- Task -
Can you reproduce each line of the records below word for word, with no changes at all?

- Data for this task -

========

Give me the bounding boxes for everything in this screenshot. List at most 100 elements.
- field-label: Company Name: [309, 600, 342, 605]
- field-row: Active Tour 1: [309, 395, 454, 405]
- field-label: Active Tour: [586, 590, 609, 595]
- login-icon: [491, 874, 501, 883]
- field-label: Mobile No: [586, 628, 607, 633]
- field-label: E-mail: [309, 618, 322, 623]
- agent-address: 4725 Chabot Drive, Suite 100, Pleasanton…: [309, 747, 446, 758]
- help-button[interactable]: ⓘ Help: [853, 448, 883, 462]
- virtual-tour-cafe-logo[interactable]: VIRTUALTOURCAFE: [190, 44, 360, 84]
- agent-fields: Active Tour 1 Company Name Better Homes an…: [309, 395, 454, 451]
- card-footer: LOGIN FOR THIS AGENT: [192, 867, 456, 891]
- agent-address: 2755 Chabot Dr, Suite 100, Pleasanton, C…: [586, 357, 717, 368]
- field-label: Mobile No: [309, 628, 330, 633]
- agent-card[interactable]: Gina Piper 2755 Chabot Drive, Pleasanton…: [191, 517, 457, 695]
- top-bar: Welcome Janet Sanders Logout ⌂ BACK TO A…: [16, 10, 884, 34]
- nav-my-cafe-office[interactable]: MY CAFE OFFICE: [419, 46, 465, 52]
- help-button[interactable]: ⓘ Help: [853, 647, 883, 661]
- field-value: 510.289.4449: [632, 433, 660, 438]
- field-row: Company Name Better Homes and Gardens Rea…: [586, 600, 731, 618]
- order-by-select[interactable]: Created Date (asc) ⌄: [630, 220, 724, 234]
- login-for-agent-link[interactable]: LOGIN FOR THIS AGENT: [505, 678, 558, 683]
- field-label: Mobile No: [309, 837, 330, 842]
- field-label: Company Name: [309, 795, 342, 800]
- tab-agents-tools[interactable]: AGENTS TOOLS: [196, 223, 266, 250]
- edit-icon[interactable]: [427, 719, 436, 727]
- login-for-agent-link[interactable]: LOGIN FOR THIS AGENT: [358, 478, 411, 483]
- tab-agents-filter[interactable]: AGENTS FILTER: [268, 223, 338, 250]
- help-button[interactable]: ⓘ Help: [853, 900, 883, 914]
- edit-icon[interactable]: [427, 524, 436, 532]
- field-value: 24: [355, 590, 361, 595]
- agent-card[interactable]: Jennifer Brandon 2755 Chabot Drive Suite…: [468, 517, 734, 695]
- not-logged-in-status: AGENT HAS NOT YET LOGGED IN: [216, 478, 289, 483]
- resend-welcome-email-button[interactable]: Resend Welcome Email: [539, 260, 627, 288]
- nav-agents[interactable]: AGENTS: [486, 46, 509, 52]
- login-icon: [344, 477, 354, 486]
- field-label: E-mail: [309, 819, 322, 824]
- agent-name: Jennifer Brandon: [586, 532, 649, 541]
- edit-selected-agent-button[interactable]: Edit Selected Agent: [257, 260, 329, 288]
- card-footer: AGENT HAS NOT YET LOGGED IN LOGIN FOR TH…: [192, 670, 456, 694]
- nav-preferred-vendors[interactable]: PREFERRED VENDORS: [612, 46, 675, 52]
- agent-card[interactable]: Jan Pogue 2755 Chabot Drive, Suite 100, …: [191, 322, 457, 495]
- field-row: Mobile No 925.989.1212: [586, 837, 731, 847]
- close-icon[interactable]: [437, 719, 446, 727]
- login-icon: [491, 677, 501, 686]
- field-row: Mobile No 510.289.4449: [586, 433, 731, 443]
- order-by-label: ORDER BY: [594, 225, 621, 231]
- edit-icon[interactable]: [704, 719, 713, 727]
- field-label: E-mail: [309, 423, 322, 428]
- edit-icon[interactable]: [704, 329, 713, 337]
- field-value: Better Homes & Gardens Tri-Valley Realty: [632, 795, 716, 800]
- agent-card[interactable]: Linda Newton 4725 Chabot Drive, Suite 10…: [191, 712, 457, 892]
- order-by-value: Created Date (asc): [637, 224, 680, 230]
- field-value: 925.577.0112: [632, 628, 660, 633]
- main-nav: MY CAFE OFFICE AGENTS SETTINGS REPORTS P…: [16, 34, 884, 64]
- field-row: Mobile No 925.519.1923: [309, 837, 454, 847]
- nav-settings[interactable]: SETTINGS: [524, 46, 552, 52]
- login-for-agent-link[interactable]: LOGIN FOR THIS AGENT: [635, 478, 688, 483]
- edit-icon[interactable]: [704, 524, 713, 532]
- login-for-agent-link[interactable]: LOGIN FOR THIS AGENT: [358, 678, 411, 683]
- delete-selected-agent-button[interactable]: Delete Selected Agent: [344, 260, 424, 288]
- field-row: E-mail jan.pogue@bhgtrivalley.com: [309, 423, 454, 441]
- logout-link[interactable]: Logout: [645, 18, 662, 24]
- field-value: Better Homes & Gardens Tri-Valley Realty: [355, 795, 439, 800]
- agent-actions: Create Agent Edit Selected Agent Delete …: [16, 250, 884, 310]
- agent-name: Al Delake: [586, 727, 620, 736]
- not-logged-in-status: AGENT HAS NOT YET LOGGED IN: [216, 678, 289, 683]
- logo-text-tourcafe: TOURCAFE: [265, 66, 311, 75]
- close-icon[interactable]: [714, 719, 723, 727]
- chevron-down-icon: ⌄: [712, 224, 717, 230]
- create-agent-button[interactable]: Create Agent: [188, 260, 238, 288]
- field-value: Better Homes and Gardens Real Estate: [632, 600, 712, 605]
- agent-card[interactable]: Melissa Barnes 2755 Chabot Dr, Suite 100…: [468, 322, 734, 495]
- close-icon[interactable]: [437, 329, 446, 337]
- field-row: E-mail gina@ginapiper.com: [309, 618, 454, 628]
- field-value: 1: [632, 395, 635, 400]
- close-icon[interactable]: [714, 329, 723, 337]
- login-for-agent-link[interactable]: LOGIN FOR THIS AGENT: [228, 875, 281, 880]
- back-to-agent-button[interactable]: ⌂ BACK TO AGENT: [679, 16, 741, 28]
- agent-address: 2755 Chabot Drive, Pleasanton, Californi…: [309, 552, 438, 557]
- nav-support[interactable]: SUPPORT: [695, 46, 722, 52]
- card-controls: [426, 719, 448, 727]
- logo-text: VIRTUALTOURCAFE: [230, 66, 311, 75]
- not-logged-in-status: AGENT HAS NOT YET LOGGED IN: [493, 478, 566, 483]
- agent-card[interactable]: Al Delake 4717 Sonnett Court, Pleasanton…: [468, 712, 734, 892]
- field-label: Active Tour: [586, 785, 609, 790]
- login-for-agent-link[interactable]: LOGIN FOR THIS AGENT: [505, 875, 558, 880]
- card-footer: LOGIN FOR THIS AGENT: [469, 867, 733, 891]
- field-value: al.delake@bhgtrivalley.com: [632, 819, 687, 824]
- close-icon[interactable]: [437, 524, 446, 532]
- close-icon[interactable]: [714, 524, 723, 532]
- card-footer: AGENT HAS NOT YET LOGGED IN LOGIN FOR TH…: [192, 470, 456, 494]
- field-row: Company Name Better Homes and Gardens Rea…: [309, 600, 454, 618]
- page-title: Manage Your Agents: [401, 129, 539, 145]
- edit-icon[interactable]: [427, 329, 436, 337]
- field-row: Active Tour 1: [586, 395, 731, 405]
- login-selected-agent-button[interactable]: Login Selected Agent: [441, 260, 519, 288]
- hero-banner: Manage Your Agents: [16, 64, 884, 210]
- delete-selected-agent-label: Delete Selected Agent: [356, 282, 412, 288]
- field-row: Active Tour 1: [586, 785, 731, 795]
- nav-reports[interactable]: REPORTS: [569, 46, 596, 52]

========

- The answer -
Give me the bounding boxes for everything in this screenshot. List at most 100 elements.
- field-label: Company Name: [309, 600, 342, 605]
- field-row: Active Tour 1: [309, 395, 454, 405]
- field-label: Active Tour: [586, 590, 609, 595]
- login-icon: [491, 874, 501, 883]
- field-label: Mobile No: [586, 628, 607, 633]
- field-label: E-mail: [309, 618, 322, 623]
- agent-address: 4725 Chabot Drive, Suite 100, Pleasanton…: [309, 747, 446, 758]
- help-button[interactable]: ⓘ Help: [853, 448, 883, 462]
- virtual-tour-cafe-logo[interactable]: VIRTUALTOURCAFE: [190, 44, 360, 84]
- agent-fields: Active Tour 1 Company Name Better Homes an…: [309, 395, 454, 451]
- card-footer: LOGIN FOR THIS AGENT: [192, 867, 456, 891]
- agent-address: 2755 Chabot Dr, Suite 100, Pleasanton, C…: [586, 357, 717, 368]
- field-label: Mobile No: [309, 628, 330, 633]
- agent-card[interactable]: Gina Piper 2755 Chabot Drive, Pleasanton…: [191, 517, 457, 695]
- top-bar: Welcome Janet Sanders Logout ⌂ BACK TO A…: [16, 10, 884, 34]
- nav-my-cafe-office[interactable]: MY CAFE OFFICE: [419, 46, 465, 52]
- help-button[interactable]: ⓘ Help: [853, 647, 883, 661]
- field-value: 510.289.4449: [632, 433, 660, 438]
- field-row: Company Name Better Homes and Gardens Rea…: [586, 600, 731, 618]
- order-by-select[interactable]: Created Date (asc) ⌄: [630, 220, 724, 234]
- login-for-agent-link[interactable]: LOGIN FOR THIS AGENT: [505, 678, 558, 683]
- field-label: Mobile No: [309, 837, 330, 842]
- field-label: Company Name: [309, 795, 342, 800]
- tab-agents-tools[interactable]: AGENTS TOOLS: [196, 223, 266, 250]
- edit-icon[interactable]: [427, 719, 436, 727]
- login-for-agent-link[interactable]: LOGIN FOR THIS AGENT: [358, 478, 411, 483]
- tab-agents-filter[interactable]: AGENTS FILTER: [268, 223, 338, 250]
- help-button[interactable]: ⓘ Help: [853, 900, 883, 914]
- edit-icon[interactable]: [427, 524, 436, 532]
- field-value: 24: [355, 590, 361, 595]
- agent-card[interactable]: Jennifer Brandon 2755 Chabot Drive Suite…: [468, 517, 734, 695]
- not-logged-in-status: AGENT HAS NOT YET LOGGED IN: [216, 478, 289, 483]
- resend-welcome-email-button[interactable]: Resend Welcome Email: [539, 260, 627, 288]
- nav-agents[interactable]: AGENTS: [486, 46, 509, 52]
- login-icon: [344, 477, 354, 486]
- field-label: E-mail: [309, 819, 322, 824]
- agent-name: Jennifer Brandon: [586, 532, 649, 541]
- edit-selected-agent-button[interactable]: Edit Selected Agent: [257, 260, 329, 288]
- card-footer: AGENT HAS NOT YET LOGGED IN LOGIN FOR TH…: [192, 670, 456, 694]
- nav-preferred-vendors[interactable]: PREFERRED VENDORS: [612, 46, 675, 52]
- agent-card[interactable]: Jan Pogue 2755 Chabot Drive, Suite 100, …: [191, 322, 457, 495]
- field-row: Mobile No 925.989.1212: [586, 837, 731, 847]
- close-icon[interactable]: [437, 719, 446, 727]
- login-icon: [491, 677, 501, 686]
- field-row: Mobile No 510.289.4449: [586, 433, 731, 443]
- order-by-label: ORDER BY: [594, 225, 621, 231]
- edit-icon[interactable]: [704, 719, 713, 727]
- field-label: E-mail: [309, 423, 322, 428]
- edit-icon[interactable]: [704, 329, 713, 337]
- field-value: Better Homes & Gardens Tri-Valley Realty: [632, 795, 716, 800]
- agent-card[interactable]: Linda Newton 4725 Chabot Drive, Suite 10…: [191, 712, 457, 892]
- order-by-value: Created Date (asc): [637, 224, 680, 230]
- field-value: 925.577.0112: [632, 628, 660, 633]
- main-nav: MY CAFE OFFICE AGENTS SETTINGS REPORTS P…: [16, 34, 884, 64]
- field-row: Mobile No 925.519.1923: [309, 837, 454, 847]
- nav-settings[interactable]: SETTINGS: [524, 46, 552, 52]
- login-for-agent-link[interactable]: LOGIN FOR THIS AGENT: [635, 478, 688, 483]
- edit-icon[interactable]: [704, 524, 713, 532]
- login-for-agent-link[interactable]: LOGIN FOR THIS AGENT: [358, 678, 411, 683]
- delete-selected-agent-button[interactable]: Delete Selected Agent: [344, 260, 424, 288]
- field-row: E-mail jan.pogue@bhgtrivalley.com: [309, 423, 454, 441]
- logout-link[interactable]: Logout: [645, 18, 662, 24]
- field-value: Better Homes & Gardens Tri-Valley Realty: [355, 795, 439, 800]
- agent-actions: Create Agent Edit Selected Agent Delete …: [16, 250, 884, 310]
- agent-name: Al Delake: [586, 727, 620, 736]
- not-logged-in-status: AGENT HAS NOT YET LOGGED IN: [216, 678, 289, 683]
- logo-text-tourcafe: TOURCAFE: [265, 66, 311, 75]
- close-icon[interactable]: [714, 719, 723, 727]
- chevron-down-icon: ⌄: [712, 224, 717, 230]
- create-agent-button[interactable]: Create Agent: [188, 260, 238, 288]
- field-value: Better Homes and Gardens Real Estate: [632, 600, 712, 605]
- agent-card[interactable]: Melissa Barnes 2755 Chabot Dr, Suite 100…: [468, 322, 734, 495]
- close-icon[interactable]: [437, 329, 446, 337]
- field-row: E-mail gina@ginapiper.com: [309, 618, 454, 628]
- field-value: 1: [632, 395, 635, 400]
- close-icon[interactable]: [714, 329, 723, 337]
- login-for-agent-link[interactable]: LOGIN FOR THIS AGENT: [228, 875, 281, 880]
- back-to-agent-button[interactable]: ⌂ BACK TO AGENT: [679, 16, 741, 28]
- agent-address: 2755 Chabot Drive, Pleasanton, Californi…: [309, 552, 438, 557]
- nav-support[interactable]: SUPPORT: [695, 46, 722, 52]
- card-controls: [426, 719, 448, 727]
- logo-text: VIRTUALTOURCAFE: [230, 66, 311, 75]
- not-logged-in-status: AGENT HAS NOT YET LOGGED IN: [493, 478, 566, 483]
- agent-card[interactable]: Al Delake 4717 Sonnett Court, Pleasanton…: [468, 712, 734, 892]
- field-label: Active Tour: [586, 785, 609, 790]
- login-for-agent-link[interactable]: LOGIN FOR THIS AGENT: [505, 875, 558, 880]
- card-footer: LOGIN FOR THIS AGENT: [469, 867, 733, 891]
- field-value: al.delake@bhgtrivalley.com: [632, 819, 687, 824]
- close-icon[interactable]: [437, 524, 446, 532]
- close-icon[interactable]: [714, 524, 723, 532]
- card-footer: AGENT HAS NOT YET LOGGED IN LOGIN FOR TH…: [192, 470, 456, 494]
- field-row: Company Name Better Homes and Gardens Rea…: [309, 600, 454, 618]
- page-title: Manage Your Agents: [401, 129, 539, 145]
- edit-icon[interactable]: [427, 329, 436, 337]
- field-row: Active Tour 1: [586, 395, 731, 405]
- login-selected-agent-button[interactable]: Login Selected Agent: [441, 260, 519, 288]
- hero-banner: Manage Your Agents: [16, 64, 884, 210]
- delete-selected-agent-label: Delete Selected Agent: [356, 282, 412, 288]
- field-row: Active Tour 1: [586, 785, 731, 795]
- nav-reports[interactable]: REPORTS: [569, 46, 596, 52]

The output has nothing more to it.